Collected data entries:
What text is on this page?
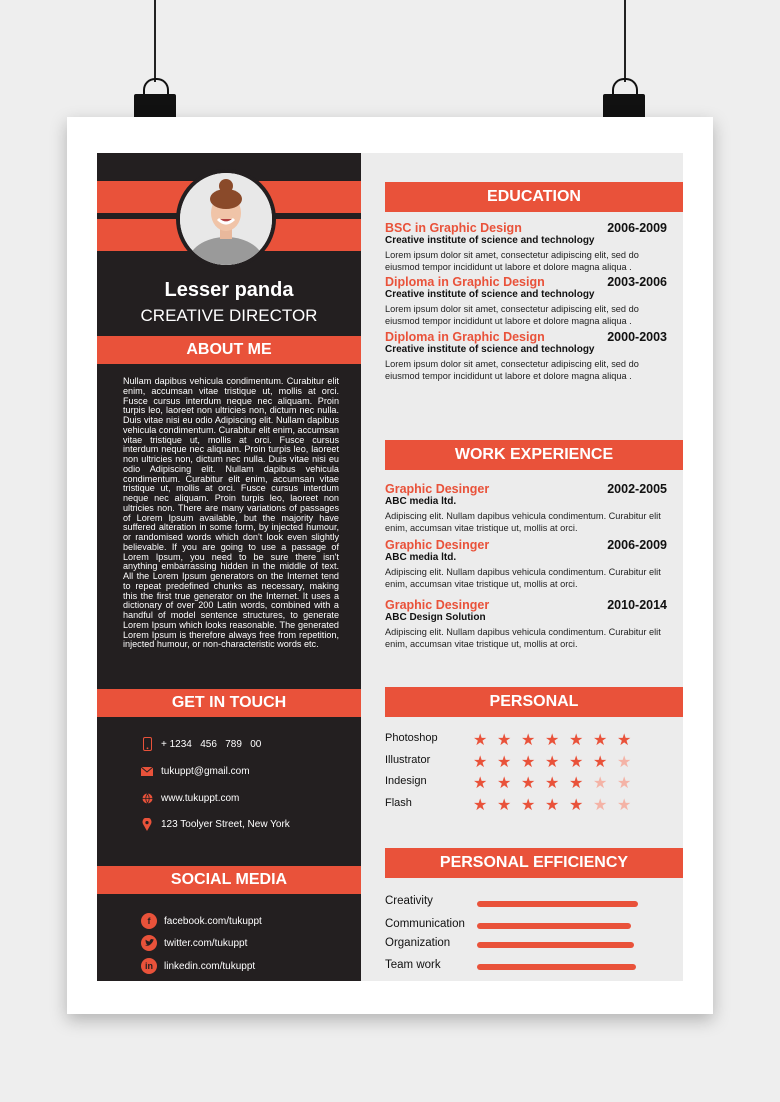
Lesser panda
CREATIVE DIRECTOR
ABOUT ME
Nullam dapibus vehicula condimentum. Curabitur elit enim, accumsan vitae tristique ut, mollis at orci. Fusce cursus interdum neque nec aliquam. Proin turpis leo, laoreet non ultricies non, dictum nec nulla. Duis vitae nisi eu odio Adipiscing elit. Nullam dapibus vehicula condimentum. Curabitur elit enim, accumsan vitae tristique ut, mollis at orci. Fusce cursus interdum neque nec aliquam. Proin turpis leo, laoreet non ultricies non, dictum nec nulla. Duis vitae nisi eu odio Adipiscing elit. Nullam dapibus vehicula condimentum. Curabitur elit enim, accumsan vitae tristique ut, mollis at orci. Fusce cursus interdum neque nec aliquam. Proin turpis leo, laoreet non ultricies non. There are many variations of passages of Lorem Ipsum available, but the majority have suffered alteration in some form, by injected humour, or randomised words which don't look even slightly believable. If you are going to use a passage of Lorem Ipsum, you need to be sure there isn't anything embarrassing hidden in the middle of text. All the Lorem Ipsum generators on the Internet tend to repeat predefined chunks as necessary, making this the first true generator on the Internet. It uses a dictionary of over 200 Latin words, combined with a handful of model sentence structures, to generate Lorem Ipsum which looks reasonable. The generated Lorem Ipsum is therefore always free from repetition, injected humour, or non-characteristic words etc.
GET IN TOUCH
+ 1234   456   789   00
tukuppt@gmail.com
www.tukuppt.com
123 Toolyer Street, New York
SOCIAL MEDIA
f	facebook.com/tukuppt
twitter.com/tukuppt
in	linkedin.com/tukuppt
EDUCATION
BSC in Graphic Design	2006-2009
Creative institute of science and technology
Lorem ipsum dolor sit amet, consectetur adipiscing elit, sed do eiusmod tempor incididunt ut labore et dolore magna aliqua .
Diploma in Graphic Design	2003-2006
Creative institute of science and technology
Lorem ipsum dolor sit amet, consectetur adipiscing elit, sed do eiusmod tempor incididunt ut labore et dolore magna aliqua .
Diploma in Graphic Design	2000-2003
Creative institute of science and technology
Lorem ipsum dolor sit amet, consectetur adipiscing elit, sed do eiusmod tempor incididunt ut labore et dolore magna aliqua .
WORK EXPERIENCE
Graphic Desinger	2002-2005
ABC media ltd.
Adipiscing elit. Nullam dapibus vehicula condimentum. Curabitur elit enim, accumsan vitae tristique ut, mollis at orci.
Graphic Desinger	2006-2009
ABC media ltd.
Adipiscing elit. Nullam dapibus vehicula condimentum. Curabitur elit enim, accumsan vitae tristique ut, mollis at orci.
Graphic Desinger	2010-2014
ABC Design Solution
Adipiscing elit. Nullam dapibus vehicula condimentum. Curabitur elit enim, accumsan vitae tristique ut, mollis at orci.
PERSONAL
Photoshop ★ ★ ★ ★ ★ ★ ★
Illustrator	★ ★ ★ ★ ★ ★ ★
Indesign	★ ★ ★ ★ ★ ★ ★
Flash	★ ★ ★ ★ ★ ★ ★
PERSONAL EFFICIENCY
Creativity
Communication
Organization
Team work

* EXERCISE REQUIREMENTS
Copy each line above that contains the string "Desinger".

* EXPECTED OUTPUT
Graphic Desinger	2002-2005
Graphic Desinger	2006-2009
Graphic Desinger	2010-2014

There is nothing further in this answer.